"""

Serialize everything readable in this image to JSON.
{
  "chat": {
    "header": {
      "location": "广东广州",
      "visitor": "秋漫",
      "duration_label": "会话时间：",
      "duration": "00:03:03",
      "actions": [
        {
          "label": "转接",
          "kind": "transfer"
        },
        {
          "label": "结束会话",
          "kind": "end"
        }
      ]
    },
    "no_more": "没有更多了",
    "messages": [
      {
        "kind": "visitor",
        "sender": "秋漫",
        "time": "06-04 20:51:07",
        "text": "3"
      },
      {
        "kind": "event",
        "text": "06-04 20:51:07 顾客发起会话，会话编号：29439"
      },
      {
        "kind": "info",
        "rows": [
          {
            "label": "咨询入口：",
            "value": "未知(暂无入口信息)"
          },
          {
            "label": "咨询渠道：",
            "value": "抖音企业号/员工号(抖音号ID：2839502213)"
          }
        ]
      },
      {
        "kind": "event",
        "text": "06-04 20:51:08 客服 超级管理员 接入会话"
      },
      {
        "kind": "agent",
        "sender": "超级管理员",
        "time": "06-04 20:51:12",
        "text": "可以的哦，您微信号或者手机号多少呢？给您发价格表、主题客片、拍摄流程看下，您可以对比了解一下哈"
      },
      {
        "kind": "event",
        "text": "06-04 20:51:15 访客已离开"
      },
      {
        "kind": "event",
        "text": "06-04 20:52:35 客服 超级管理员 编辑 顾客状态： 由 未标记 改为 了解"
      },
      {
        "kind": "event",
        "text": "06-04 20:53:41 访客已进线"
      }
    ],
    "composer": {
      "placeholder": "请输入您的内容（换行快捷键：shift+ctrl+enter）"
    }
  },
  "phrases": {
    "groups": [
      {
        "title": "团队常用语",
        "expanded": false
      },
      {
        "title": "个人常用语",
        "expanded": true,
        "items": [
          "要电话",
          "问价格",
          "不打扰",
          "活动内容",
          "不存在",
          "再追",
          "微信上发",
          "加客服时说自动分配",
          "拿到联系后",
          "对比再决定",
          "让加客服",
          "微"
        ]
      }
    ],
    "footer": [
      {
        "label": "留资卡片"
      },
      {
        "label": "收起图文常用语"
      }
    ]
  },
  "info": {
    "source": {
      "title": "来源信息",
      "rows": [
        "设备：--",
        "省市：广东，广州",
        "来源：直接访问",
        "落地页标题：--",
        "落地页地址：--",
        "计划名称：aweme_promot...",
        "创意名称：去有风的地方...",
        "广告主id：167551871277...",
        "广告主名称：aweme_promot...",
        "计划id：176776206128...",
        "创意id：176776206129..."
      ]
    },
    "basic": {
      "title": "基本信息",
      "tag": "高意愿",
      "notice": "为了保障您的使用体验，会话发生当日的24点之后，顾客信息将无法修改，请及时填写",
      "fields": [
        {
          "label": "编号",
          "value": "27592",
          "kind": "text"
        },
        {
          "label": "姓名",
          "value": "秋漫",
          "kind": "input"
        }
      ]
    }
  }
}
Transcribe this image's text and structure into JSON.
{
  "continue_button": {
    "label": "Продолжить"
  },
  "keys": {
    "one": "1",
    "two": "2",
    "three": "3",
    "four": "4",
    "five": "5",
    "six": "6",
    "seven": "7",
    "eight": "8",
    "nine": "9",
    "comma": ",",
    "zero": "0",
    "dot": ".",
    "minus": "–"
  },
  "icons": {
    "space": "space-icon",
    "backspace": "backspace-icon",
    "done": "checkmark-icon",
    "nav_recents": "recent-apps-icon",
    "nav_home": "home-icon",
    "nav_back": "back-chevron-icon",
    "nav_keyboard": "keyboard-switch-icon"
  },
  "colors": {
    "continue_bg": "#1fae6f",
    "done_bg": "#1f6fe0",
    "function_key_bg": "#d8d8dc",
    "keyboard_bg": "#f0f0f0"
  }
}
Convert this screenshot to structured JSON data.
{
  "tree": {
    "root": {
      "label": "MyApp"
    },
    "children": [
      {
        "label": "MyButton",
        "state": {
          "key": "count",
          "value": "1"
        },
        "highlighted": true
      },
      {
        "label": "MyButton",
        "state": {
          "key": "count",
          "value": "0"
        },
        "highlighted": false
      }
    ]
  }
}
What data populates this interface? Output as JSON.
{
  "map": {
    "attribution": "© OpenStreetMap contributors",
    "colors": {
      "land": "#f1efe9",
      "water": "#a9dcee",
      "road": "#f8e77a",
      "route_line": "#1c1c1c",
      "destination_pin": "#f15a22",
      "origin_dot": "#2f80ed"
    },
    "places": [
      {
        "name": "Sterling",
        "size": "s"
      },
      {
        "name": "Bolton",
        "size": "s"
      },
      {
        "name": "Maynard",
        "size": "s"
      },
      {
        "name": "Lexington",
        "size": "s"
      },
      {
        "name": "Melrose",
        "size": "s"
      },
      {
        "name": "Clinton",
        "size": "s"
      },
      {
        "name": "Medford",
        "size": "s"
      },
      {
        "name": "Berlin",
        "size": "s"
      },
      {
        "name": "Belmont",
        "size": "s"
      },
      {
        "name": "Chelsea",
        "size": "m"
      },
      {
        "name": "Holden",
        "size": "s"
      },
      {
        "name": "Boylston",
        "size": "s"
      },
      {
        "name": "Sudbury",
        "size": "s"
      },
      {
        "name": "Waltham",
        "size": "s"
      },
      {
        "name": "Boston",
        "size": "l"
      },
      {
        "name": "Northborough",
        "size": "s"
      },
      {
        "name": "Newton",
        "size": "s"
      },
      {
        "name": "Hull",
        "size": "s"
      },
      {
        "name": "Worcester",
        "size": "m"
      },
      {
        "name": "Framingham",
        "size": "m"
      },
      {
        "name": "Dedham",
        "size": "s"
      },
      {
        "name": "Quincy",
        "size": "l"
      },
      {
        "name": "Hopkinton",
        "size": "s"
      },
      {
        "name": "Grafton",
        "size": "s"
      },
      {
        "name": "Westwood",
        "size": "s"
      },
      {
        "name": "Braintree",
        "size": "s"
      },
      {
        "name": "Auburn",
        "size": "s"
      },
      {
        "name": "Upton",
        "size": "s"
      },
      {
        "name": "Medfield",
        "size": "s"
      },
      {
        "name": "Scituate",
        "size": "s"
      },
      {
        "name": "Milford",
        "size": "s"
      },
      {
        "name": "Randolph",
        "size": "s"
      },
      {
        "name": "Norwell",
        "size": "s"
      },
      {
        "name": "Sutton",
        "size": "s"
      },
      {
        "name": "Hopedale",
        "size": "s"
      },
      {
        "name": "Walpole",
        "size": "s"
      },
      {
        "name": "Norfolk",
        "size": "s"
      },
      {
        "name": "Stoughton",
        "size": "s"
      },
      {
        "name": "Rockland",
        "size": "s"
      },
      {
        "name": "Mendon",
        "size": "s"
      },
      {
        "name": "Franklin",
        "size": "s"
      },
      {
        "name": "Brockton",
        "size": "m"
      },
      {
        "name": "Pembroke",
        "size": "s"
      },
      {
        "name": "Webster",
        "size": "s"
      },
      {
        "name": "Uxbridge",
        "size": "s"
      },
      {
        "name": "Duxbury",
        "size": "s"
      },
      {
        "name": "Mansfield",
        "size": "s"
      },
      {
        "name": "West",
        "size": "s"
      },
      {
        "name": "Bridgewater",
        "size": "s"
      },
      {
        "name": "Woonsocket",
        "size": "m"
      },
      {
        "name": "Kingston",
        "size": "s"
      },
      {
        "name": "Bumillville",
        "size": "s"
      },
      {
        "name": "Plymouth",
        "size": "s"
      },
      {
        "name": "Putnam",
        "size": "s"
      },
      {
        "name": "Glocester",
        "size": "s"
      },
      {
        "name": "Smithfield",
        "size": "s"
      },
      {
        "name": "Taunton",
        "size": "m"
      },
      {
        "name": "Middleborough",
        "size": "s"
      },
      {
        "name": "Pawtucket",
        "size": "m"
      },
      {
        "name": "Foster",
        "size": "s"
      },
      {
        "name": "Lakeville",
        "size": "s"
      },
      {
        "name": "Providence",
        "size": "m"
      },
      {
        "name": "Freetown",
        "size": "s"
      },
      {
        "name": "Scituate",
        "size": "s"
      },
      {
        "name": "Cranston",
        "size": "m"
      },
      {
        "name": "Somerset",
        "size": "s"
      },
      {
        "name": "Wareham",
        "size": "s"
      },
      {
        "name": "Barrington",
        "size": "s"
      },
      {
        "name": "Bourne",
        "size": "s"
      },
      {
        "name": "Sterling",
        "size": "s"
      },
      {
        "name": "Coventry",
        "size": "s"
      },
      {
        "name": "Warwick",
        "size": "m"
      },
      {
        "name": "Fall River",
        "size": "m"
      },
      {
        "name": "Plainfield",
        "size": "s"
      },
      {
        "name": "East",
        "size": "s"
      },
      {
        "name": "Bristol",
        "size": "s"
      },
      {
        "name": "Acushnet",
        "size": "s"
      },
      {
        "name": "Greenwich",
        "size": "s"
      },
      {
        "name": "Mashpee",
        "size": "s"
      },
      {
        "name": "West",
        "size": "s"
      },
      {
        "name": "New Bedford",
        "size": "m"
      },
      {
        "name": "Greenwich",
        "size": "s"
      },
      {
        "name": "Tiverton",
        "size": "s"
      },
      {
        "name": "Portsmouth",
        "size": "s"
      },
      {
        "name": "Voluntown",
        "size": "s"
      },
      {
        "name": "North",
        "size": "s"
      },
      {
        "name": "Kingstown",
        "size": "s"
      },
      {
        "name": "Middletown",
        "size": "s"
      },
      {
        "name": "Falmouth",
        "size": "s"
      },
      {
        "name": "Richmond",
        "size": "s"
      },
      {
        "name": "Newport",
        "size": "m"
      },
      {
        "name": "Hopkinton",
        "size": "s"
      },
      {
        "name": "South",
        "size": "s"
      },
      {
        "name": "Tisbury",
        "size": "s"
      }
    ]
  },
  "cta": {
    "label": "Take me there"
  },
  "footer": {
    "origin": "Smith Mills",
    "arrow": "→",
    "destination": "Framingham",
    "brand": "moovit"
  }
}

"""

- _Task to carry out_
What is the number of lines in the listing above that contain the string "image"? Give only the number.

- _The result_
2